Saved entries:
***

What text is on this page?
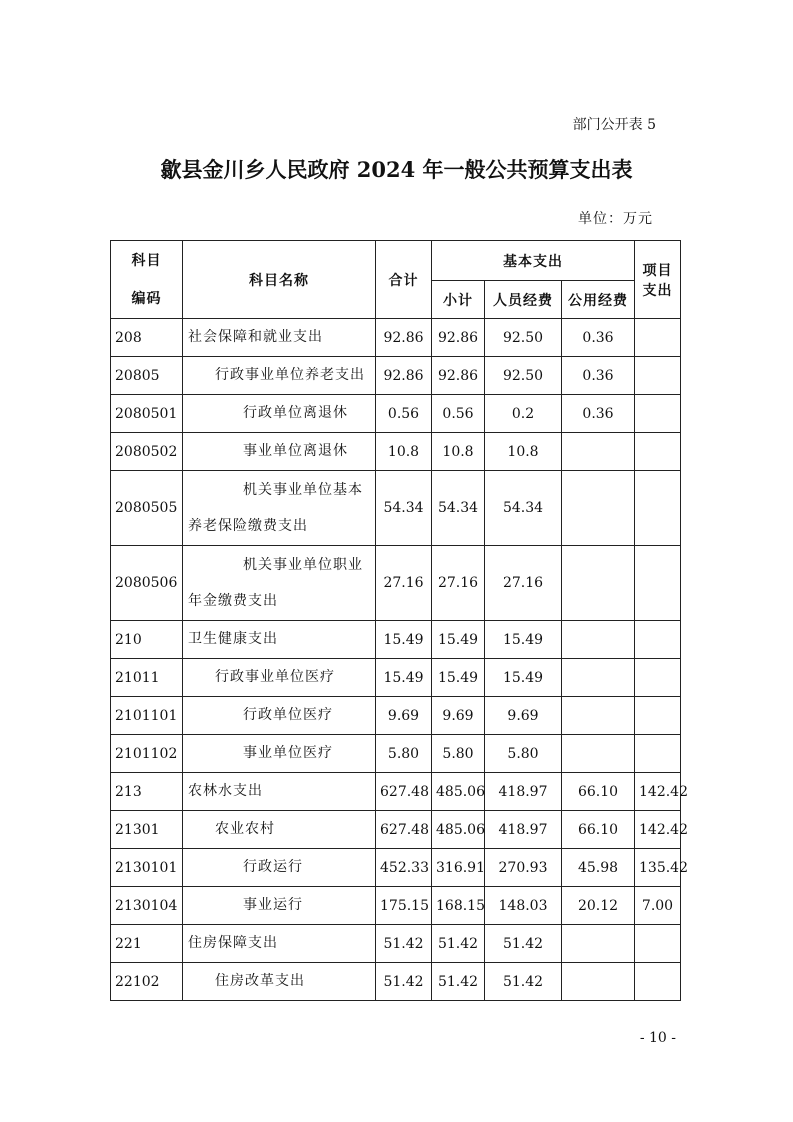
部门公开表 5
歙县金川乡人民政府 2024 年一般公共预算支出表
单位：万元
科目
编码	科目名称	合计	基本支出			项目支出
			小计	人员经费	公用经费	
208	社会保障和就业支出	92.86	92.86	92.50	0.36	
20805	行政事业单位养老支出	92.86	92.86	92.50	0.36	
2080501	行政单位离退休	0.56	0.56	0.2	0.36	
2080502	事业单位离退休	10.8	10.8	10.8		
2080505	机关事业单位基本
养老保险缴费支出	54.34	54.34	54.34		
2080506	机关事业单位职业
年金缴费支出	27.16	27.16	27.16		
210	卫生健康支出	15.49	15.49	15.49		
21011	行政事业单位医疗	15.49	15.49	15.49		
2101101	行政单位医疗	9.69	9.69	9.69		
2101102	事业单位医疗	5.80	5.80	5.80		
213	农林水支出	627.48	485.06	418.97	66.10	142.42
21301	农业农村	627.48	485.06	418.97	66.10	142.42
2130101	行政运行	452.33	316.91	270.93	45.98	135.42
2130104	事业运行	175.15	168.15	148.03	20.12	7.00
221	住房保障支出	51.42	51.42	51.42		
22102	住房改革支出	51.42	51.42	51.42		
- 10 -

***

Work instructions
Reproduce every line exactly and omit all pictures.

The completed task
What text is on this page?
部门公开表 5
歙县金川乡人民政府 2024 年一般公共预算支出表
单位：万元
科目
编码	科目名称	合计	基本支出			项目支出
			小计	人员经费	公用经费	
208	社会保障和就业支出	92.86	92.86	92.50	0.36	
20805	行政事业单位养老支出	92.86	92.86	92.50	0.36	
2080501	行政单位离退休	0.56	0.56	0.2	0.36	
2080502	事业单位离退休	10.8	10.8	10.8		
2080505	机关事业单位基本
养老保险缴费支出	54.34	54.34	54.34		
2080506	机关事业单位职业
年金缴费支出	27.16	27.16	27.16		
210	卫生健康支出	15.49	15.49	15.49		
21011	行政事业单位医疗	15.49	15.49	15.49		
2101101	行政单位医疗	9.69	9.69	9.69		
2101102	事业单位医疗	5.80	5.80	5.80		
213	农林水支出	627.48	485.06	418.97	66.10	142.42
21301	农业农村	627.48	485.06	418.97	66.10	142.42
2130101	行政运行	452.33	316.91	270.93	45.98	135.42
2130104	事业运行	175.15	168.15	148.03	20.12	7.00
221	住房保障支出	51.42	51.42	51.42		
22102	住房改革支出	51.42	51.42	51.42		
- 10 -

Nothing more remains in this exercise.